● **Metin bölümü**
^^^^

KAYITLI KURTADAM OLAYLARINDAN ÖRNEKLER

12.yy.da
İngiltere'de bir kadın, kurt adam olan kocasının giysilerini saklayarak
eve dönmesini engellediğini söyler. Kocasının kaybolmasından kısa süre
sonra da başkası ile evlenir. Olay kıralın ilgisini çeker ve konu
mahkemeye intikal eder. Mahkeme sonucunda kadın ve yeni kocası, kurt
adam olduğu iddia edilen eski kocayı öldürdüklerini itiraf ederler.

1573'de
Fransa Dijon'da, Gilles Garnier adında bir kişi kurt adam olduğu için
köye zarar vermek ve çocukları parçalamakla suçlanır. Gilles Garnier,
işkencelere dayanamayarak suçunu itiraf eder ve kazığa geçirilerek
yakılır.

1589'da görgü tanıklığı yapan kimseler, Peter
Stubbe'nin bir kurda dönüştüğünü gördüklerini söylerler. Mahkeme kurulu
Peter Stubbe'yi işkenceyle idam etmek için başka kanıt aramaz. Peter
Stubbe, tüm Avrupa'da Cologne Kurt Adamı olarak tanınır.

16.yy.ın
sonlarında Fransa'da Bordoeaux kentinin yakınlarında birkaç genç kızı
vahşi bir yaratık öldürür. Margaret Poiret adında bir çocuk da bu
yaratığın saldırısına uğrar; ama kaçmaz ve bir şiş ile yaralayarak ele
geçirilmesini sağlar. Küçük Margaret saldırganın kurt gibi baktığını
ileri sürer. Zeka özürlü genç Jean Grenier sanık olarak mahkemeye
çıkarılır. Tanıklar, onun özel bir merhemle kurda dönüşebildiğini
övünerek anlattığından söz ederler. Jean Grenier, genç kızları
öldürerek yediğini itiraf eder. Mahkeme sonunda zeka özürlü ve 13
yaşındaki Jean Grenier'in halusinasyon gördüğü ve tedavi edilmesi
gerektiği kararına varılır. Bu mahkeme, kurt adamlığa bakış açısını
değiştirir. Artık, bu tür olaylar, gerçek kurt adamlık ve akıl
hastalığı biçiminde ikiye ayrılır.

1598'de Fransa'nın Caude
bölgesinde köylüler, bir gencin cesedini parçalayan 3 kurt görürler.
Anlattıklarına göre, kurtlar kendilerini görünce ormana kaçarlar.
Köylüler kurtları izler. Çalıların içinde uzun saçlı, sivri tırnaklı,
tırnaklarının arasında kanlı et parçaları bulunan Jacques Rollet'i
bulurlar. Jacques Rollet, mahkemede kurt adam olduğunu, öteki iki
kurdun da kendisi gibi kurt adam olan arkadaşları olduğunu itiraf eder
ve idama mahkum olur. Ancak, Paris mahkemesi kararı bozar ve sanığı
akıl hastahanesine gönderir. Jacques Rollet, bir daha kurt adama
dönüşemez ve iki arkadaşı da bulunamaz.

^^^^

● **Sağlanan veriler**
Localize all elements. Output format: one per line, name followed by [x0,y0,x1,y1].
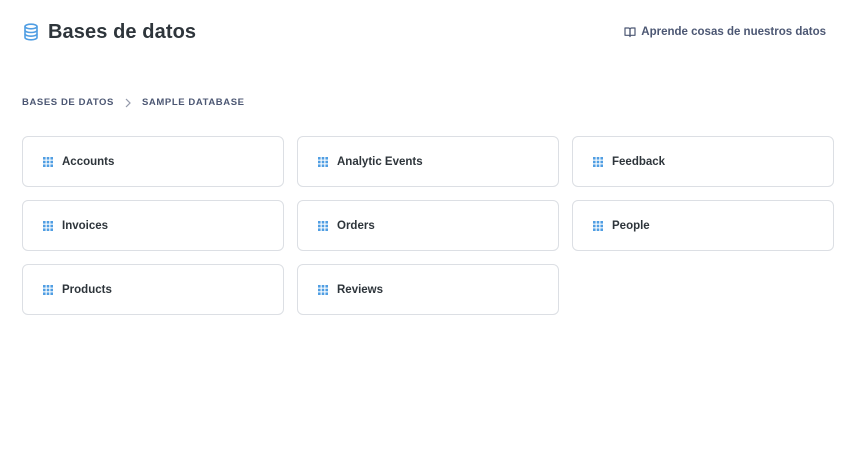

^^^^

● **Aşağıdakileri tamamlayın**
[1] Kurt adam olaylarını anlatan metinde adı geçen kişilerin hepsini sıralayın.
[2] Lütfen kurt adam olaylarını anlatan metni kaldığı yerden sürdürün.

● **Görevlere göre yanıtlar**
[1]
Gilles Garnier
Peter Stubbe
Margaret Poiret
Jean Grenier
Jacques Rollet

[2]
1949'da İtalya'da polisler, kurt adam olduğunu sanan ve dolunaylı gecelerde uluyan bir adamı izlemekle görevlendirilirler.

1975'de
İngiltere'de Staffordshire'da yaşayan 17 yaşındaki bir genç dolunayda
kurt adama dönüştüğünü öne sürer. Birgün arkadaşına telefon edip
yüzünün ve ellerinin renk değiştirdiğini, giderek tam bir kurt adama
dönüştüğünü söyler. Genç, kısa süre sonra yüreğine bıçak saplayıp
kendini öldürür.

KURTADAMLAR HAKKINDA SONUÇ


Yukarıda
anlatılan yaşanmış örneklerden de anlaşılabileceği üzere, kurt adam
olduğu iddia edilen kişiler ya da bizzat kendilerinin kurt adam
olduğunu söyleyen kişiler ya masum insanlardır ya da zihinsel özürlü
kimselerdir.

Kurt adamlar hakkındaki boş inançlar akıl hastası
olan ya da olmayan kimselerce gerçekleştirilen vahşi ve hunharca
olaylarların efsaneleştirilmesi sonucu ya da masum insanların
Engizisyon tarafından suçlanması sonucu ortaya çıkmış ve dallanıp
budaklanmıştır.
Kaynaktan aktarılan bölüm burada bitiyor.